:: YOUR INSTRUCTIONS ::
Each line of the listing that contains the word "verified" is to be copied.

:: DATA PROVIDED ::
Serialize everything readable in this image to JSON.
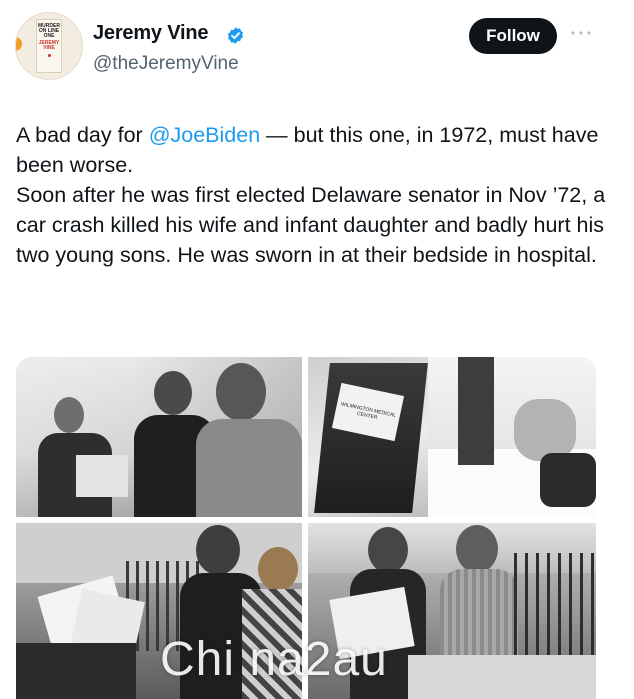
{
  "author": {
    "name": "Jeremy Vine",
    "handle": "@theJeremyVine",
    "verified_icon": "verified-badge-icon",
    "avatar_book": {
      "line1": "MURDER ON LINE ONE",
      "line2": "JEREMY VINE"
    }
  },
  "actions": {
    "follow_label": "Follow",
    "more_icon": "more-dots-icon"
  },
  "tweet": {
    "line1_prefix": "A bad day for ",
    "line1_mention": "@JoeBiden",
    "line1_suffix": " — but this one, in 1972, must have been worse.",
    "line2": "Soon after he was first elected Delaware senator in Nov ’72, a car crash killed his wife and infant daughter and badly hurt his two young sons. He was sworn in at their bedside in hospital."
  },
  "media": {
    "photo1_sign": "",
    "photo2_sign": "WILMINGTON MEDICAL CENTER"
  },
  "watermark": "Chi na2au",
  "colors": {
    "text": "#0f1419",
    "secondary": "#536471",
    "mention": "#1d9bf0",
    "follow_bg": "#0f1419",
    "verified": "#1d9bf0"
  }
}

:: RESPONSE TO THE TASK ::
    "verified_icon": "verified-badge-icon",
    "verified": "#1d9bf0"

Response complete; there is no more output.